**PROBLEM:** Filter out everything except lines holding "document".

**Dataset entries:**
* * * * *

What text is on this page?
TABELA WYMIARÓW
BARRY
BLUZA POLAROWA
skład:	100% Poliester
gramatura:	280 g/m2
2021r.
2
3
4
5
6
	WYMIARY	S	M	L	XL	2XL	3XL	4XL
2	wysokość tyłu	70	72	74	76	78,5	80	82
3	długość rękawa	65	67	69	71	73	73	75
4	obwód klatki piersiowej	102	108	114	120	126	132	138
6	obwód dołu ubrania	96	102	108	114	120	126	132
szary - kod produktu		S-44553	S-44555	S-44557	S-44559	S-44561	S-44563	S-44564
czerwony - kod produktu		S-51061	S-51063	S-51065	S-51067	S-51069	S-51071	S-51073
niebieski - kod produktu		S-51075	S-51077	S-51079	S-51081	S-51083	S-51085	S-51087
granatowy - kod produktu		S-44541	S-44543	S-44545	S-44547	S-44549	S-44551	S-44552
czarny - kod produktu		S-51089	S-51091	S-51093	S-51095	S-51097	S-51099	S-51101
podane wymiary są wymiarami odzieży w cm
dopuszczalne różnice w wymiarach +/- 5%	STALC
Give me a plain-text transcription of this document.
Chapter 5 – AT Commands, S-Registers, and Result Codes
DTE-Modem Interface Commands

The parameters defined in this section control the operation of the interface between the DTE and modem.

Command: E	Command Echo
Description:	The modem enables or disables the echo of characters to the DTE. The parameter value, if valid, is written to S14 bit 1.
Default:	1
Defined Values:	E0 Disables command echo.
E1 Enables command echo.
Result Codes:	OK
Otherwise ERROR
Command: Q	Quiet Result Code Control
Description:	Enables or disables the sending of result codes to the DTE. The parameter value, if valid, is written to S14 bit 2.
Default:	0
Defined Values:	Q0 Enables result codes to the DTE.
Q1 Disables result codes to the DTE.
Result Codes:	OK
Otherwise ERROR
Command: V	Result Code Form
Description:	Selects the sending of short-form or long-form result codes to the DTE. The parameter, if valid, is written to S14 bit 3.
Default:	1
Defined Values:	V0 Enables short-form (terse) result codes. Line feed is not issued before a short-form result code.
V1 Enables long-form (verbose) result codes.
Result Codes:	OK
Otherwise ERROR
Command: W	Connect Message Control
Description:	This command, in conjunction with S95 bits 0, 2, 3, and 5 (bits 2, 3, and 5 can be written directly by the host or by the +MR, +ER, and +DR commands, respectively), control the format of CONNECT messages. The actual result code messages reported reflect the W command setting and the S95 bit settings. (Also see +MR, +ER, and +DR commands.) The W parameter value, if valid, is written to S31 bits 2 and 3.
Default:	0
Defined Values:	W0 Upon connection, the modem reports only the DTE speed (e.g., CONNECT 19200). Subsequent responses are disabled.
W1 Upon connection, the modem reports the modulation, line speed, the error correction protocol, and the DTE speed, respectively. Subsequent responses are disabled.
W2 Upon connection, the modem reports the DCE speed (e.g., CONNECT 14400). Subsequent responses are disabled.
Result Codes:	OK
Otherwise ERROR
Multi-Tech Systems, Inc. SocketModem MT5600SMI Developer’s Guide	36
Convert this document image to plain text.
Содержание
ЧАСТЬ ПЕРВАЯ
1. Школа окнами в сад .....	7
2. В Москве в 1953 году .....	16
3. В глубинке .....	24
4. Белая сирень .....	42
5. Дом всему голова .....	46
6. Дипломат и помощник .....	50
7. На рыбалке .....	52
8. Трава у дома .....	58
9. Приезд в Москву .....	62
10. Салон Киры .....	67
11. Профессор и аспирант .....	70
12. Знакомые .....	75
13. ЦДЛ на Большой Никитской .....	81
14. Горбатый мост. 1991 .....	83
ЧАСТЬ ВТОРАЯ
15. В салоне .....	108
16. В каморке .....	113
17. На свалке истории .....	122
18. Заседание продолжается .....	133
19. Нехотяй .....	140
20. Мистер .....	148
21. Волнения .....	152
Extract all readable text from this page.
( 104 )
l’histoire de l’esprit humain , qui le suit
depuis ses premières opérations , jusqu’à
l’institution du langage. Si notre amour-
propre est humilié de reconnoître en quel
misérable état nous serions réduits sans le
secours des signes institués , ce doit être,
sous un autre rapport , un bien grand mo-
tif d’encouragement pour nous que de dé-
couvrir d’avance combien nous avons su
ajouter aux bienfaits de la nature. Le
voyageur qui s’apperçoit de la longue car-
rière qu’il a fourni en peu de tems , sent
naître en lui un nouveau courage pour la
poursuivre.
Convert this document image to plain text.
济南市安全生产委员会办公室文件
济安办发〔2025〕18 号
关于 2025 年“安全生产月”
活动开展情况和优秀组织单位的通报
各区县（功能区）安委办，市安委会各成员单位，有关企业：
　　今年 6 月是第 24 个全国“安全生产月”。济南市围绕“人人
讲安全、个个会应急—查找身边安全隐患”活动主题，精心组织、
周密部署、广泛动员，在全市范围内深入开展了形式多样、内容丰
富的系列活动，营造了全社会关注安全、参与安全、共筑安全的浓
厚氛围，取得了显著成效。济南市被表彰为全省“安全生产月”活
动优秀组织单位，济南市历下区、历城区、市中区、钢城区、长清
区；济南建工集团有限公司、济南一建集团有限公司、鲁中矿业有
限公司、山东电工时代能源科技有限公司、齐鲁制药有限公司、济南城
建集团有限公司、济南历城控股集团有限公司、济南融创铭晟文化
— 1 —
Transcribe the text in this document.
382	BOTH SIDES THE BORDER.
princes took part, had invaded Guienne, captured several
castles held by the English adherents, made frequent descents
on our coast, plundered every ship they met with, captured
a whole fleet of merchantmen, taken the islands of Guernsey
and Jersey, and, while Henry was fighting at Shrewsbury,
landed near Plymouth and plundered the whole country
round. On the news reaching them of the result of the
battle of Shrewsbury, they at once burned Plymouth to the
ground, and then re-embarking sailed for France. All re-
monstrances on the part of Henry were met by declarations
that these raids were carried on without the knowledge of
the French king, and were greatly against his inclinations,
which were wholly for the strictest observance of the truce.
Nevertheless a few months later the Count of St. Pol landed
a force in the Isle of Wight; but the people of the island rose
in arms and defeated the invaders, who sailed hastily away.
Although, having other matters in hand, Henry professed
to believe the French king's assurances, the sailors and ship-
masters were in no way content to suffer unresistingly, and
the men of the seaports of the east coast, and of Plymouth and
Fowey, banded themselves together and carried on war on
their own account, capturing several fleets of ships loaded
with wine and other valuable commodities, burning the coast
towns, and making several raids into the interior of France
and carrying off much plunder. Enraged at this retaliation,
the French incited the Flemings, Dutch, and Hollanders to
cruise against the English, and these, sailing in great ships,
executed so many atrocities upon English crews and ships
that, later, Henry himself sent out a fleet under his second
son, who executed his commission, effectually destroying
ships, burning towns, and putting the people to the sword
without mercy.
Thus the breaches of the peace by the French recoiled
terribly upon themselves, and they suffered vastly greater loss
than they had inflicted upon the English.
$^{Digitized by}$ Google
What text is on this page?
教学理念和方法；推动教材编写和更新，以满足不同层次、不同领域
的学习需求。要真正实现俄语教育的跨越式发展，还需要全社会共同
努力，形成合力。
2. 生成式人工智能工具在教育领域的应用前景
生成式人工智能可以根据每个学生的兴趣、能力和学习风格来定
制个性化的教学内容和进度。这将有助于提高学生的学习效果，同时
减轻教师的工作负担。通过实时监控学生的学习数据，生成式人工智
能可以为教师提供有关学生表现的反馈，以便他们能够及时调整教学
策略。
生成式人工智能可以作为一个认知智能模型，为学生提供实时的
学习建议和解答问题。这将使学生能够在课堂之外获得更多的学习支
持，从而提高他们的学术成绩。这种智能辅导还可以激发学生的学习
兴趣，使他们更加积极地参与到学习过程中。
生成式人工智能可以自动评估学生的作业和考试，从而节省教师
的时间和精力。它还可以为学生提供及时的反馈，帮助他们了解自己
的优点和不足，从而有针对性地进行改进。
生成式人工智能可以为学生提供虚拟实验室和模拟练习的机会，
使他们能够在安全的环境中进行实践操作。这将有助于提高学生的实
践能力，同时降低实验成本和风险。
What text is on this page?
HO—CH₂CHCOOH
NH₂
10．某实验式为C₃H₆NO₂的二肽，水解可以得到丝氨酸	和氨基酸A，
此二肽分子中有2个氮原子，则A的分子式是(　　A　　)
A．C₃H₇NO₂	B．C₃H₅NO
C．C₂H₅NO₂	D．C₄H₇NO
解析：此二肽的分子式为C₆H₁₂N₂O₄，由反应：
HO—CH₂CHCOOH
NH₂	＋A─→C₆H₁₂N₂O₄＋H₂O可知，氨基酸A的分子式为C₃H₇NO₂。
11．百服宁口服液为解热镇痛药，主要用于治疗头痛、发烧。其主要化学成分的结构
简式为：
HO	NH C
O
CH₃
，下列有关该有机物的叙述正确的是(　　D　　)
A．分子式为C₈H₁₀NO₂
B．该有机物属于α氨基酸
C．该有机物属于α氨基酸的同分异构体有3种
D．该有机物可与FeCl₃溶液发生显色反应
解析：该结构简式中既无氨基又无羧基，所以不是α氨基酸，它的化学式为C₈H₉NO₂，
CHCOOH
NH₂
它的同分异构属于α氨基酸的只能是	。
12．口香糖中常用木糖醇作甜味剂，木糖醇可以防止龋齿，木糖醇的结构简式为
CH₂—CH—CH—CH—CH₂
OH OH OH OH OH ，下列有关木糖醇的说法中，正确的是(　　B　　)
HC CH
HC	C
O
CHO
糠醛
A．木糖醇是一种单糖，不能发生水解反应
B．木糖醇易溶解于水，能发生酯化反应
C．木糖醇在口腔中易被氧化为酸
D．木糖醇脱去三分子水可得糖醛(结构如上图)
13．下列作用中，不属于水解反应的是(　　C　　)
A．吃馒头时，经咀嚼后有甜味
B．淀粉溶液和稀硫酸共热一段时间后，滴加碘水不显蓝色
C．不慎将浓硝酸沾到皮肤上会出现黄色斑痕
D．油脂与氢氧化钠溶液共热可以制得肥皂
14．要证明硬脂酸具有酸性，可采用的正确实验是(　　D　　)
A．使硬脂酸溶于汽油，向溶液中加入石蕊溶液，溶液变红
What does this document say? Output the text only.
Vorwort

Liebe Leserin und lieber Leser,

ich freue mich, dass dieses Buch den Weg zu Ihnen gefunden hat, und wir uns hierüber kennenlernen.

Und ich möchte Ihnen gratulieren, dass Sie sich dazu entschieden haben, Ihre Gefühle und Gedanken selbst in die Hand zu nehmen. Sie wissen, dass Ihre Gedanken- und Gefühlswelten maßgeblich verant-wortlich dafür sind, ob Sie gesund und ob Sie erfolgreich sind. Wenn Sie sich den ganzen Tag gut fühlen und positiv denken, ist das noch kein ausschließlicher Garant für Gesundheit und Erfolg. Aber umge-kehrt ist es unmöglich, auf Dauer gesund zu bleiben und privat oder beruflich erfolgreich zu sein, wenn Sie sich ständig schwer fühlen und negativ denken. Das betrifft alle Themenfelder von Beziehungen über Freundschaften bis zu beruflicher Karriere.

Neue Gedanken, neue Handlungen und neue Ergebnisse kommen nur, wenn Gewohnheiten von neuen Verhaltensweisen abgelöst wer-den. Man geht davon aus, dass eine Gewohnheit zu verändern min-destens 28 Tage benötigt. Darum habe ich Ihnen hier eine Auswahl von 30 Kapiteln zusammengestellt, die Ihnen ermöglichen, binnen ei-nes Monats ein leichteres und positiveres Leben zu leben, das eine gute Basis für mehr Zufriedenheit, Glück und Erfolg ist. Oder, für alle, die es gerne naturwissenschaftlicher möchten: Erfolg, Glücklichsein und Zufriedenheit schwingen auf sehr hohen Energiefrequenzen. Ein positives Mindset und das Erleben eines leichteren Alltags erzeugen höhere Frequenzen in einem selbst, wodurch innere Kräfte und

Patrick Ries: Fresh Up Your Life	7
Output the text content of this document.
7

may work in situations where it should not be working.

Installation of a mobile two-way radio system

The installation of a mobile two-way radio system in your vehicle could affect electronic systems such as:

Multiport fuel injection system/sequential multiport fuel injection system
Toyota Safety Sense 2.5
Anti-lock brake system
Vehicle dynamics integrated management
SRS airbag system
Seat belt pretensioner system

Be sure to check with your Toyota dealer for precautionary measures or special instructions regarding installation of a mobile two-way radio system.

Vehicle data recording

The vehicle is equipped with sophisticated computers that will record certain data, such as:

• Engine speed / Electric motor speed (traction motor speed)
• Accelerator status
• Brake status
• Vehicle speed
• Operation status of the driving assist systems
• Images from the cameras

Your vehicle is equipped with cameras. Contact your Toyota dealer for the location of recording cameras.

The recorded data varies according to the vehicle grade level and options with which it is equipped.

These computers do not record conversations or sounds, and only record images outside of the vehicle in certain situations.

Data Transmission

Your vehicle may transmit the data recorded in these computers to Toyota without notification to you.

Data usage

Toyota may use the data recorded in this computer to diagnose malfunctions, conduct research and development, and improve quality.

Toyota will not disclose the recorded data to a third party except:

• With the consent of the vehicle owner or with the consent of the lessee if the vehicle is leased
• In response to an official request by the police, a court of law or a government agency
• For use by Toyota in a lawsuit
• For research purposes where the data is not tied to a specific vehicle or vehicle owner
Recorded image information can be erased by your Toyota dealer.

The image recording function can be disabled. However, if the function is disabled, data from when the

* * * * *

**RESPONSE FOR THIS EXERCISE:**
Give me a plain-text transcription of this document.
Convert this document image to plain text.
Convert this document image to plain text.
Transcribe the text in this document.
What does this document say? Output the text only.
Output the text content of this document.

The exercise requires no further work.